— WHAT TO DO —
Pictures stay out of your copy, but everything else in the records below must be repeated exactly.

— EXTRACTED RECORDS —
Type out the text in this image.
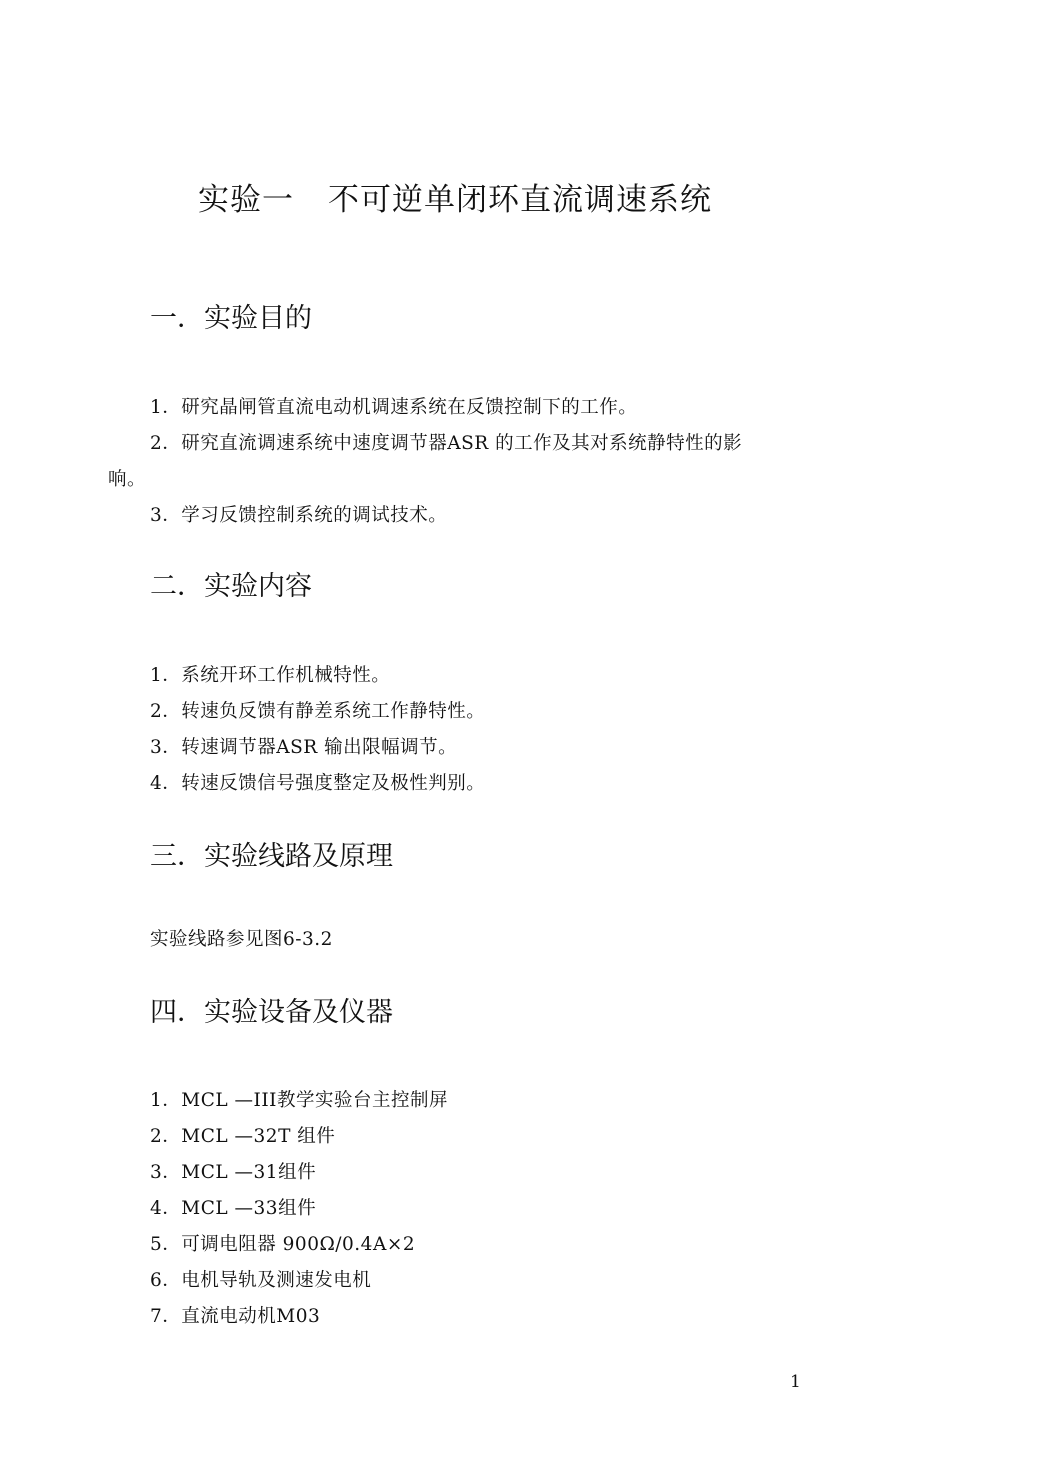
实验一 不可逆单闭环直流调速系统
一．实验目的
1．研究晶闸管直流电动机调速系统在反馈控制下的工作。
2．研究直流调速系统中速度调节器ASR 的工作及其对系统静特性的影
响。
3．学习反馈控制系统的调试技术。
二．实验内容
1．系统开环工作机械特性。
2．转速负反馈有静差系统工作静特性。
3．转速调节器ASR 输出限幅调节。
4．转速反馈信号强度整定及极性判别。
三．实验线路及原理
实验线路参见图6-3.2
四．实验设备及仪器
1．MCL —III教学实验台主控制屏
2．MCL —32T 组件
3．MCL —31组件
4．MCL —33组件
5．可调电阻器 900Ω/0.4A×2
6．电机导轨及测速发电机
7．直流电动机M03
1
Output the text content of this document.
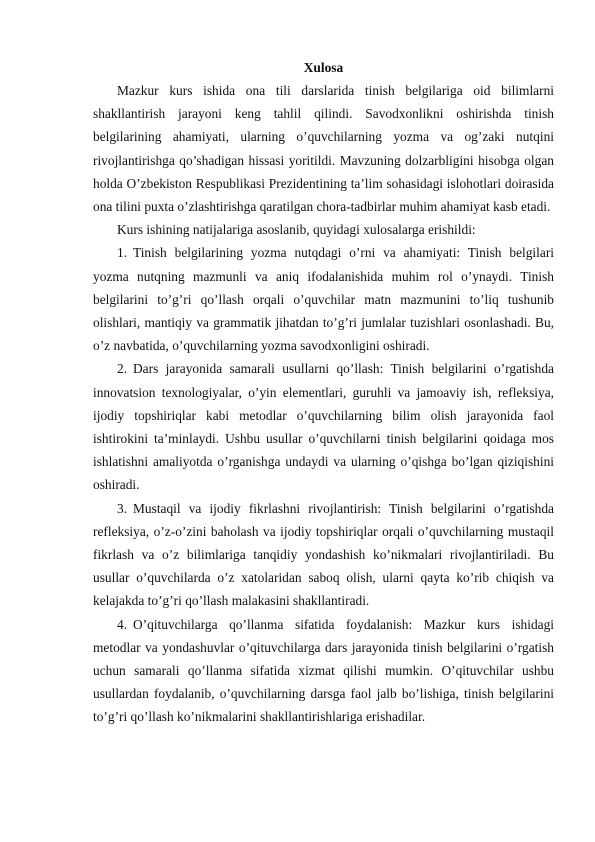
Xulosa

Mazkur kurs ishida ona tili darslarida tinish belgilariga oid bilimlarni shakllantirish jarayoni keng tahlil qilindi. Savodxonlikni oshirishda tinish belgilarining ahamiyati, ularning o’quvchilarning yozma va og’zaki nutqini rivojlantirishga qo’shadigan hissasi yoritildi. Mavzuning dolzarbligini hisobga olgan holda O’zbekiston Respublikasi Prezidentining ta’lim sohasidagi islohotlari doirasida ona tilini puxta o’zlashtirishga qaratilgan chora-tadbirlar muhim ahamiyat kasb etadi.

Kurs ishining natijalariga asoslanib, quyidagi xulosalarga erishildi:

1. Tinish belgilarining yozma nutqdagi o’rni va ahamiyati: Tinish belgilari yozma nutqning mazmunli va aniq ifodalanishida muhim rol o’ynaydi. Tinish belgilarini to’g’ri qo’llash orqali o’quvchilar matn mazmunini to’liq tushunib olishlari, mantiqiy va grammatik jihatdan to’g’ri jumlalar tuzishlari osonlashadi. Bu, o’z navbatida, o’quvchilarning yozma savodxonligini oshiradi.

2. Dars jarayonida samarali usullarni qo’llash: Tinish belgilarini o’rgatishda innovatsion texnologiyalar, o’yin elementlari, guruhli va jamoaviy ish, refleksiya, ijodiy topshiriqlar kabi metodlar o’quvchilarning bilim olish jarayonida faol ishtirokini ta’minlaydi. Ushbu usullar o’quvchilarni tinish belgilarini qoidaga mos ishlatishni amaliyotda o’rganishga undaydi va ularning o’qishga bo’lgan qiziqishini oshiradi.

3. Mustaqil va ijodiy fikrlashni rivojlantirish: Tinish belgilarini o’rgatishda refleksiya, o’z-o’zini baholash va ijodiy topshiriqlar orqali o’quvchilarning mustaqil fikrlash va o’z bilimlariga tanqidiy yondashish ko’nikmalari rivojlantiriladi. Bu usullar o’quvchilarda o’z xatolaridan saboq olish, ularni qayta ko’rib chiqish va kelajakda to’g’ri qo’llash malakasini shakllantiradi.

4. O’qituvchilarga qo’llanma sifatida foydalanish: Mazkur kurs ishidagi metodlar va yondashuvlar o’qituvchilarga dars jarayonida tinish belgilarini o’rgatish uchun samarali qo’llanma sifatida xizmat qilishi mumkin. O’qituvchilar ushbu usullardan foydalanib, o’quvchilarning darsga faol jalb bo’lishiga, tinish belgilarini to’g’ri qo’llash ko’nikmalarini shakllantirishlariga erishadilar.
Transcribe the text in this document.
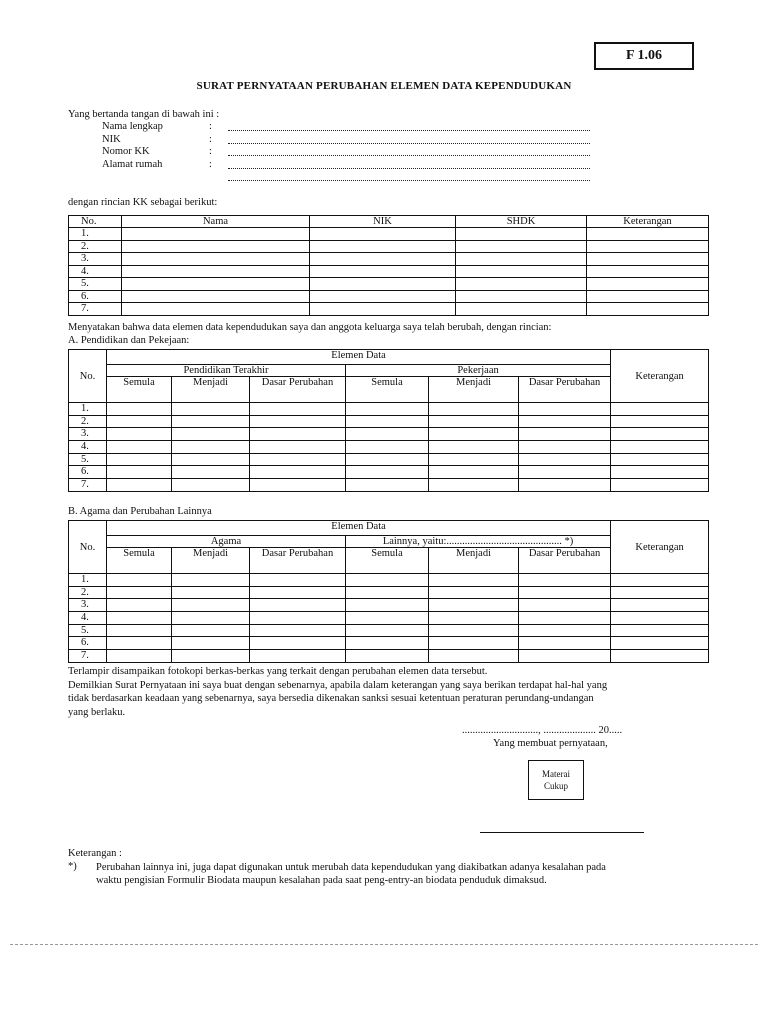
F 1.06
SURAT PERNYATAAN PERUBAHAN ELEMEN DATA KEPENDUDUKAN
Yang bertanda tangan di bawah ini :
Nama lengkap	:
NIK	:
Nomor KK	:
Alamat rumah	:
dengan rincian KK sebagai berikut:
No.	Nama	NIK	SHDK	Keterangan
1.				
2.				
3.				
4.				
5.				
6.				
7.				
Menyatakan bahwa data elemen data kependudukan saya dan anggota keluarga saya telah berubah, dengan rincian:
A. Pendidikan dan Pekejaan:
No.	Elemen Data						Keterangan
	Pendidikan Terakhir			Pekerjaan			
	Semula	Menjadi	Dasar Perubahan	Semula	Menjadi	Dasar Perubahan	
1.							
2.							
3.							
4.							
5.							
6.							
7.							
B. Agama dan Perubahan Lainnya
No.	Elemen Data						Keterangan
	Agama			Lainnya, yaitu:............................................ *)			
	Semula	Menjadi	Dasar Perubahan	Semula	Menjadi	Dasar Perubahan	
1.							
2.							
3.							
4.							
5.							
6.							
7.							
Terlampir disampaikan fotokopi berkas-berkas yang terkait dengan perubahan elemen data tersebut.
Demilkian Surat Pernyataan ini saya buat dengan sebenarnya, apabila dalam keterangan yang saya berikan terdapat hal-hal yang
tidak berdasarkan keadaan yang sebenarnya, saya bersedia dikenakan sanksi sesuai ketentuan peraturan perundang-undangan
yang berlaku.
............................., .................... 20.....
Yang membuat pernyataan,
Materai
Cukup
Keterangan :
*) Perubahan lainnya ini, juga dapat digunakan untuk merubah data kependudukan yang diakibatkan adanya kesalahan pada
waktu pengisian Formulir Biodata maupun kesalahan pada saat peng-entry-an biodata penduduk dimaksud.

— FINISHED TASK —
Type out the text in this image.
实验一 不可逆单闭环直流调速系统
一．实验目的
1．研究晶闸管直流电动机调速系统在反馈控制下的工作。
2．研究直流调速系统中速度调节器ASR 的工作及其对系统静特性的影
响。
3．学习反馈控制系统的调试技术。
二．实验内容
1．系统开环工作机械特性。
2．转速负反馈有静差系统工作静特性。
3．转速调节器ASR 输出限幅调节。
4．转速反馈信号强度整定及极性判别。
三．实验线路及原理
实验线路参见图6-3.2
四．实验设备及仪器
1．MCL —III教学实验台主控制屏
2．MCL —32T 组件
3．MCL —31组件
4．MCL —33组件
5．可调电阻器 900Ω/0.4A×2
6．电机导轨及测速发电机
7．直流电动机M03
1
Output the text content of this document.
Xulosa

Mazkur kurs ishida ona tili darslarida tinish belgilariga oid bilimlarni shakllantirish jarayoni keng tahlil qilindi. Savodxonlikni oshirishda tinish belgilarining ahamiyati, ularning o’quvchilarning yozma va og’zaki nutqini rivojlantirishga qo’shadigan hissasi yoritildi. Mavzuning dolzarbligini hisobga olgan holda O’zbekiston Respublikasi Prezidentining ta’lim sohasidagi islohotlari doirasida ona tilini puxta o’zlashtirishga qaratilgan chora-tadbirlar muhim ahamiyat kasb etadi.

Kurs ishining natijalariga asoslanib, quyidagi xulosalarga erishildi:

1. Tinish belgilarining yozma nutqdagi o’rni va ahamiyati: Tinish belgilari yozma nutqning mazmunli va aniq ifodalanishida muhim rol o’ynaydi. Tinish belgilarini to’g’ri qo’llash orqali o’quvchilar matn mazmunini to’liq tushunib olishlari, mantiqiy va grammatik jihatdan to’g’ri jumlalar tuzishlari osonlashadi. Bu, o’z navbatida, o’quvchilarning yozma savodxonligini oshiradi.

2. Dars jarayonida samarali usullarni qo’llash: Tinish belgilarini o’rgatishda innovatsion texnologiyalar, o’yin elementlari, guruhli va jamoaviy ish, refleksiya, ijodiy topshiriqlar kabi metodlar o’quvchilarning bilim olish jarayonida faol ishtirokini ta’minlaydi. Ushbu usullar o’quvchilarni tinish belgilarini qoidaga mos ishlatishni amaliyotda o’rganishga undaydi va ularning o’qishga bo’lgan qiziqishini oshiradi.

3. Mustaqil va ijodiy fikrlashni rivojlantirish: Tinish belgilarini o’rgatishda refleksiya, o’z-o’zini baholash va ijodiy topshiriqlar orqali o’quvchilarning mustaqil fikrlash va o’z bilimlariga tanqidiy yondashish ko’nikmalari rivojlantiriladi. Bu usullar o’quvchilarda o’z xatolaridan saboq olish, ularni qayta ko’rib chiqish va kelajakda to’g’ri qo’llash malakasini shakllantiradi.

4. O’qituvchilarga qo’llanma sifatida foydalanish: Mazkur kurs ishidagi metodlar va yondashuvlar o’qituvchilarga dars jarayonida tinish belgilarini o’rgatish uchun samarali qo’llanma sifatida xizmat qilishi mumkin. O’qituvchilar ushbu usullardan foydalanib, o’quvchilarning darsga faol jalb bo’lishiga, tinish belgilarini to’g’ri qo’llash ko’nikmalarini shakllantirishlariga erishadilar.
Transcribe the text in this document.
F 1.06
SURAT PERNYATAAN PERUBAHAN ELEMEN DATA KEPENDUDUKAN
Yang bertanda tangan di bawah ini :
Nama lengkap	:
NIK	:
Nomor KK	:
Alamat rumah	:
dengan rincian KK sebagai berikut:
No.	Nama	NIK	SHDK	Keterangan
1.				
2.				
3.				
4.				
5.				
6.				
7.				
Menyatakan bahwa data elemen data kependudukan saya dan anggota keluarga saya telah berubah, dengan rincian:
A. Pendidikan dan Pekejaan:
No.	Elemen Data						Keterangan
	Pendidikan Terakhir			Pekerjaan			
	Semula	Menjadi	Dasar Perubahan	Semula	Menjadi	Dasar Perubahan	
1.							
2.							
3.							
4.							
5.							
6.							
7.							
B. Agama dan Perubahan Lainnya
No.	Elemen Data						Keterangan
	Agama			Lainnya, yaitu:............................................ *)			
	Semula	Menjadi	Dasar Perubahan	Semula	Menjadi	Dasar Perubahan	
1.							
2.							
3.							
4.							
5.							
6.							
7.							
Terlampir disampaikan fotokopi berkas-berkas yang terkait dengan perubahan elemen data tersebut.
Demilkian Surat Pernyataan ini saya buat dengan sebenarnya, apabila dalam keterangan yang saya berikan terdapat hal-hal yang
tidak berdasarkan keadaan yang sebenarnya, saya bersedia dikenakan sanksi sesuai ketentuan peraturan perundang-undangan
yang berlaku.
............................., .................... 20.....
Yang membuat pernyataan,
Materai
Cukup
Keterangan :
*) Perubahan lainnya ini, juga dapat digunakan untuk merubah data kependudukan yang diakibatkan adanya kesalahan pada
waktu pengisian Formulir Biodata maupun kesalahan pada saat peng-entry-an biodata penduduk dimaksud.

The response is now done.